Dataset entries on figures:
○ ○ ○ ○ ○ ○ ○
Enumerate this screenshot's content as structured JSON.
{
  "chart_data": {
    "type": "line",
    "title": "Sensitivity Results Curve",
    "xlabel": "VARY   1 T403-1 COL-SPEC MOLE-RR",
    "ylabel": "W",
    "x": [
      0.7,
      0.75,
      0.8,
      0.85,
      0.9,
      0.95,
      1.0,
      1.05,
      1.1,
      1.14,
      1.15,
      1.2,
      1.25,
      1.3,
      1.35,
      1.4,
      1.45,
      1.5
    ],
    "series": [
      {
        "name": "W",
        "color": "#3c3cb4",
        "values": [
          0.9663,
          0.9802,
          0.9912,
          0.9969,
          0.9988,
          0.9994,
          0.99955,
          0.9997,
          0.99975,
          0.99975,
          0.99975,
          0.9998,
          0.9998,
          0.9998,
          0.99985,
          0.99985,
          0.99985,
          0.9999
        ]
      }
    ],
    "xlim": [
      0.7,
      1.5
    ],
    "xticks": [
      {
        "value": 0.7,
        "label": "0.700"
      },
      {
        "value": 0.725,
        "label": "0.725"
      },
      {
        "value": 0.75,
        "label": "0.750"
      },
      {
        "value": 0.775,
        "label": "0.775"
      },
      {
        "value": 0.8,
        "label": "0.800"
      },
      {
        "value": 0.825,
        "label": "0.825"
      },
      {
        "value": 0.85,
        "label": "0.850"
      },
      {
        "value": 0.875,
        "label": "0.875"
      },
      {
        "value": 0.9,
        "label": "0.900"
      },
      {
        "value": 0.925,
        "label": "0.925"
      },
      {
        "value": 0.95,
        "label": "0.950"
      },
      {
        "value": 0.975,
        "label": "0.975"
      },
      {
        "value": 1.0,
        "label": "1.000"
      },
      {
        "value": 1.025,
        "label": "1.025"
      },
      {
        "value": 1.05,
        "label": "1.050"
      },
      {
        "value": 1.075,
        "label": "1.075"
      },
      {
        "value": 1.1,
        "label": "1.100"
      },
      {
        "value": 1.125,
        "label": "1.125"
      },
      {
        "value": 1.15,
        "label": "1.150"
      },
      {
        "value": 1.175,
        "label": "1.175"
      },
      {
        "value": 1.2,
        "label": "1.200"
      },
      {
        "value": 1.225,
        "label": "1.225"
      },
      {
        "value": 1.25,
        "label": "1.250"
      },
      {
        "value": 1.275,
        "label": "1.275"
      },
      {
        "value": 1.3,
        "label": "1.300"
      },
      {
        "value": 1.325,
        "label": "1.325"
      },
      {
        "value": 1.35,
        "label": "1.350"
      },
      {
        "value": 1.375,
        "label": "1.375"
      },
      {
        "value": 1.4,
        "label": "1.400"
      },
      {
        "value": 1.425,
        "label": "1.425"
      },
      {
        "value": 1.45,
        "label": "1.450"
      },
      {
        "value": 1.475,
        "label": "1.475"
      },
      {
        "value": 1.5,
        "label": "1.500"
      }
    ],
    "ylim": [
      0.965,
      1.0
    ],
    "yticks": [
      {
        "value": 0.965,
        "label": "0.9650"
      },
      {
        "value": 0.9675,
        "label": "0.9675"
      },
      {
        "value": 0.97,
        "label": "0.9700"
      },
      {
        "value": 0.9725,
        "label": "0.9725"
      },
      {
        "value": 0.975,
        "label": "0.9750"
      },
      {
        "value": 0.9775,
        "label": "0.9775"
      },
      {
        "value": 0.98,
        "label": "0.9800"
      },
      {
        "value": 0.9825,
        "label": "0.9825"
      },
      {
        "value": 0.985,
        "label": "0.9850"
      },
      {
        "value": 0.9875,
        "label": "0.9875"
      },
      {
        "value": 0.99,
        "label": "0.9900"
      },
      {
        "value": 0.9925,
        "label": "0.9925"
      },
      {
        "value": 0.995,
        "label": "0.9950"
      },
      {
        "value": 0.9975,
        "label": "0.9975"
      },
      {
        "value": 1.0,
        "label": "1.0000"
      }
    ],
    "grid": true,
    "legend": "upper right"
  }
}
○ ○ ○ ○ ○ ○ ○
- REQUIREMENT -
Write out all the entries exactly.

- EXERCISE RESULT -
Enumerate this screenshot's content as structured JSON.
{
  "chart_data": {
    "type": "line",
    "title": "Sensitivity Results Curve",
    "xlabel": "VARY   1 T403-1 COL-SPEC MOLE-RR",
    "ylabel": "W",
    "x": [
      0.7,
      0.75,
      0.8,
      0.85,
      0.9,
      0.95,
      1.0,
      1.05,
      1.1,
      1.14,
      1.15,
      1.2,
      1.25,
      1.3,
      1.35,
      1.4,
      1.45,
      1.5
    ],
    "series": [
      {
        "name": "W",
        "color": "#3c3cb4",
        "values": [
          0.9663,
          0.9802,
          0.9912,
          0.9969,
          0.9988,
          0.9994,
          0.99955,
          0.9997,
          0.99975,
          0.99975,
          0.99975,
          0.9998,
          0.9998,
          0.9998,
          0.99985,
          0.99985,
          0.99985,
          0.9999
        ]
      }
    ],
    "xlim": [
      0.7,
      1.5
    ],
    "xticks": [
      {
        "value": 0.7,
        "label": "0.700"
      },
      {
        "value": 0.725,
        "label": "0.725"
      },
      {
        "value": 0.75,
        "label": "0.750"
      },
      {
        "value": 0.775,
        "label": "0.775"
      },
      {
        "value": 0.8,
        "label": "0.800"
      },
      {
        "value": 0.825,
        "label": "0.825"
      },
      {
        "value": 0.85,
        "label": "0.850"
      },
      {
        "value": 0.875,
        "label": "0.875"
      },
      {
        "value": 0.9,
        "label": "0.900"
      },
      {
        "value": 0.925,
        "label": "0.925"
      },
      {
        "value": 0.95,
        "label": "0.950"
      },
      {
        "value": 0.975,
        "label": "0.975"
      },
      {
        "value": 1.0,
        "label": "1.000"
      },
      {
        "value": 1.025,
        "label": "1.025"
      },
      {
        "value": 1.05,
        "label": "1.050"
      },
      {
        "value": 1.075,
        "label": "1.075"
      },
      {
        "value": 1.1,
        "label": "1.100"
      },
      {
        "value": 1.125,
        "label": "1.125"
      },
      {
        "value": 1.15,
        "label": "1.150"
      },
      {
        "value": 1.175,
        "label": "1.175"
      },
      {
        "value": 1.2,
        "label": "1.200"
      },
      {
        "value": 1.225,
        "label": "1.225"
      },
      {
        "value": 1.25,
        "label": "1.250"
      },
      {
        "value": 1.275,
        "label": "1.275"
      },
      {
        "value": 1.3,
        "label": "1.300"
      },
      {
        "value": 1.325,
        "label": "1.325"
      },
      {
        "value": 1.35,
        "label": "1.350"
      },
      {
        "value": 1.375,
        "label": "1.375"
      },
      {
        "value": 1.4,
        "label": "1.400"
      },
      {
        "value": 1.425,
        "label": "1.425"
      },
      {
        "value": 1.45,
        "label": "1.450"
      },
      {
        "value": 1.475,
        "label": "1.475"
      },
      {
        "value": 1.5,
        "label": "1.500"
      }
    ],
    "ylim": [
      0.965,
      1.0
    ],
    "yticks": [
      {
        "value": 0.965,
        "label": "0.9650"
      },
      {
        "value": 0.9675,
        "label": "0.9675"
      },
      {
        "value": 0.97,
        "label": "0.9700"
      },
      {
        "value": 0.9725,
        "label": "0.9725"
      },
      {
        "value": 0.975,
        "label": "0.9750"
      },
      {
        "value": 0.9775,
        "label": "0.9775"
      },
      {
        "value": 0.98,
        "label": "0.9800"
      },
      {
        "value": 0.9825,
        "label": "0.9825"
      },
      {
        "value": 0.985,
        "label": "0.9850"
      },
      {
        "value": 0.9875,
        "label": "0.9875"
      },
      {
        "value": 0.99,
        "label": "0.9900"
      },
      {
        "value": 0.9925,
        "label": "0.9925"
      },
      {
        "value": 0.995,
        "label": "0.9950"
      },
      {
        "value": 0.9975,
        "label": "0.9975"
      },
      {
        "value": 1.0,
        "label": "1.0000"
      }
    ],
    "grid": true,
    "legend": "upper right"
  }
}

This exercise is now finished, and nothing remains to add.